= Set problem =
Exclude the pictures and reproduce the remaining data exactly as written.

# Start of Dataset entries

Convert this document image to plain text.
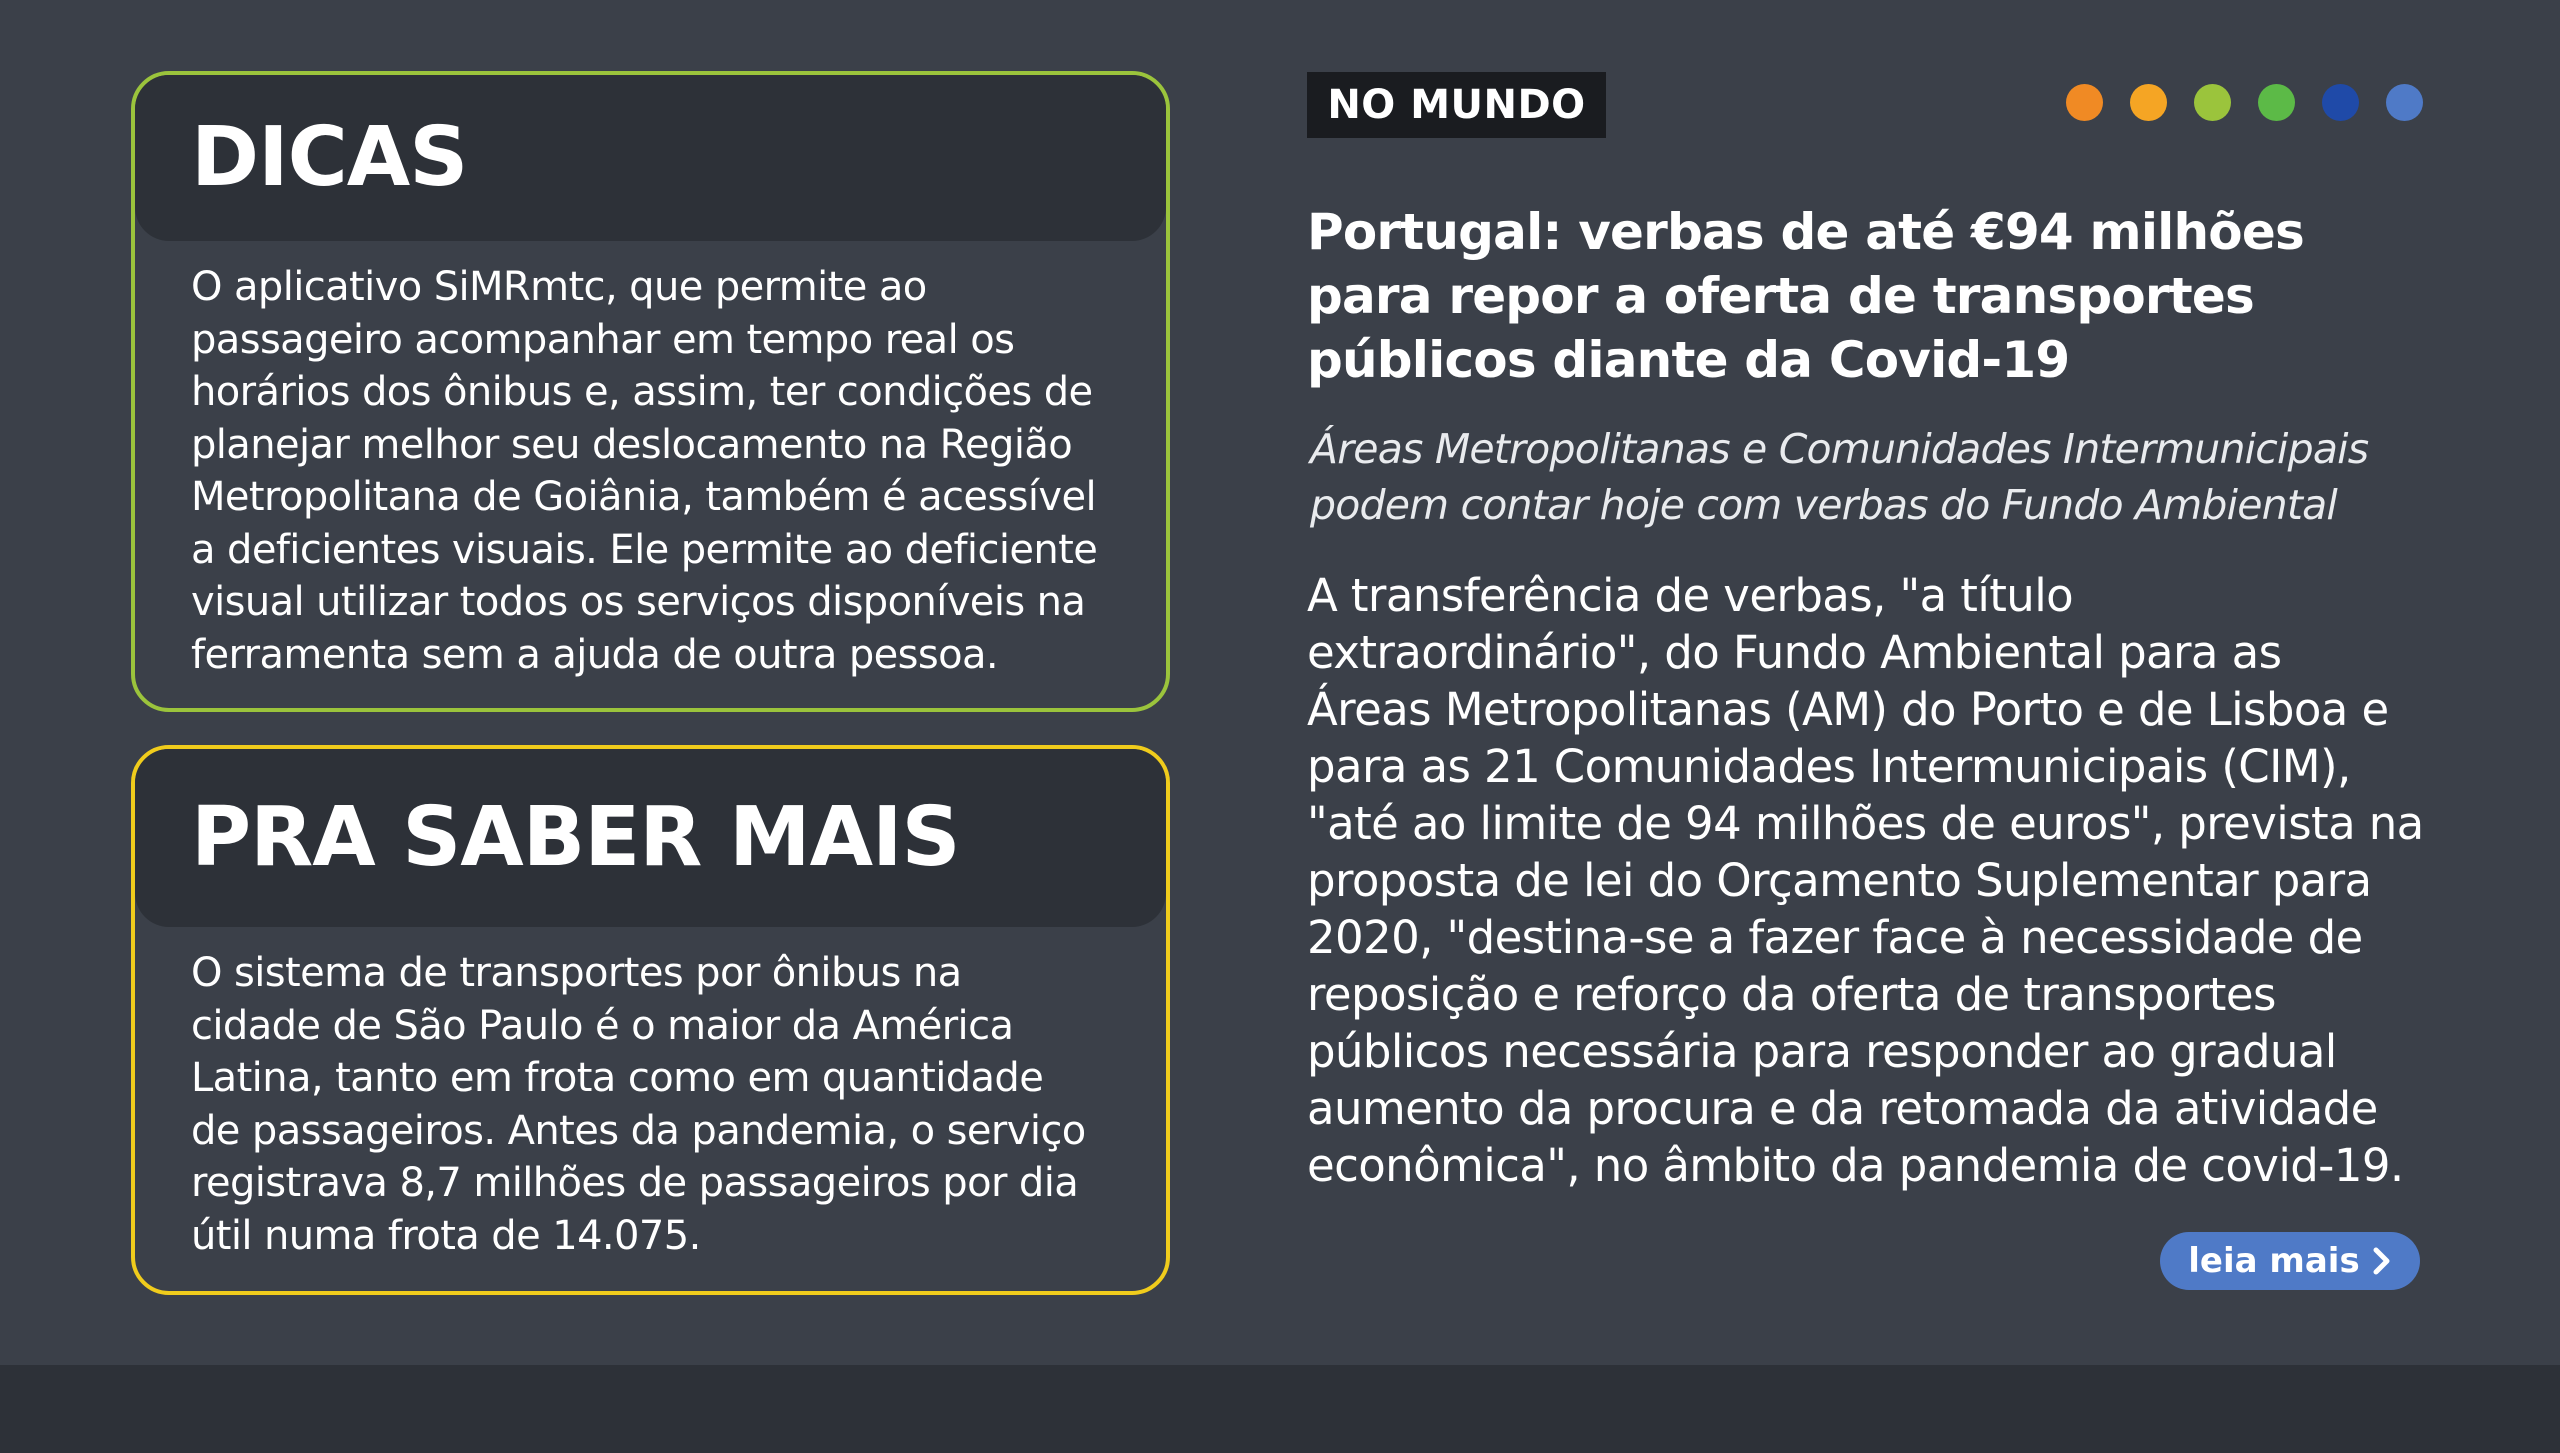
DICAS
O aplicativo SiMRmtc, que permite ao
passageiro acompanhar em tempo real os
horários dos ônibus e, assim, ter condições de
planejar melhor seu deslocamento na Região
Metropolitana de Goiânia, também é acessível
a deficientes visuais. Ele permite ao deficiente
visual utilizar todos os serviços disponíveis na
ferramenta sem a ajuda de outra pessoa.
PRA SABER MAIS
O sistema de transportes por ônibus na
cidade de São Paulo é o maior da América
Latina, tanto em frota como em quantidade
de passageiros. Antes da pandemia, o serviço
registrava 8,7 milhões de passageiros por dia
útil numa frota de 14.075.
NO MUNDO
Portugal: verbas de até €94 milhões
para repor a oferta de transportes
públicos diante da Covid-19
Áreas Metropolitanas e Comunidades Intermunicipais
podem contar hoje com verbas do Fundo Ambiental
A transferência de verbas, "a título
extraordinário", do Fundo Ambiental para as
Áreas Metropolitanas (AM) do Porto e de Lisboa e
para as 21 Comunidades Intermunicipais (CIM),
"até ao limite de 94 milhões de euros", prevista na
proposta de lei do Orçamento Suplementar para
2020, "destina-se a fazer face à necessidade de
reposição e reforço da oferta de transportes
públicos necessária para responder ao gradual
aumento da procura e da retomada da atividade
econômica", no âmbito da pandemia de covid-19.
leia mais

# End of Dataset entries

= Solution =
Convert this document image to plain text.
DICAS
O aplicativo SiMRmtc, que permite ao
passageiro acompanhar em tempo real os
horários dos ônibus e, assim, ter condições de
planejar melhor seu deslocamento na Região
Metropolitana de Goiânia, também é acessível
a deficientes visuais. Ele permite ao deficiente
visual utilizar todos os serviços disponíveis na
ferramenta sem a ajuda de outra pessoa.
PRA SABER MAIS
O sistema de transportes por ônibus na
cidade de São Paulo é o maior da América
Latina, tanto em frota como em quantidade
de passageiros. Antes da pandemia, o serviço
registrava 8,7 milhões de passageiros por dia
útil numa frota de 14.075.
NO MUNDO
Portugal: verbas de até €94 milhões
para repor a oferta de transportes
públicos diante da Covid-19
Áreas Metropolitanas e Comunidades Intermunicipais
podem contar hoje com verbas do Fundo Ambiental
A transferência de verbas, "a título
extraordinário", do Fundo Ambiental para as
Áreas Metropolitanas (AM) do Porto e de Lisboa e
para as 21 Comunidades Intermunicipais (CIM),
"até ao limite de 94 milhões de euros", prevista na
proposta de lei do Orçamento Suplementar para
2020, "destina-se a fazer face à necessidade de
reposição e reforço da oferta de transportes
públicos necessária para responder ao gradual
aumento da procura e da retomada da atividade
econômica", no âmbito da pandemia de covid-19.
leia mais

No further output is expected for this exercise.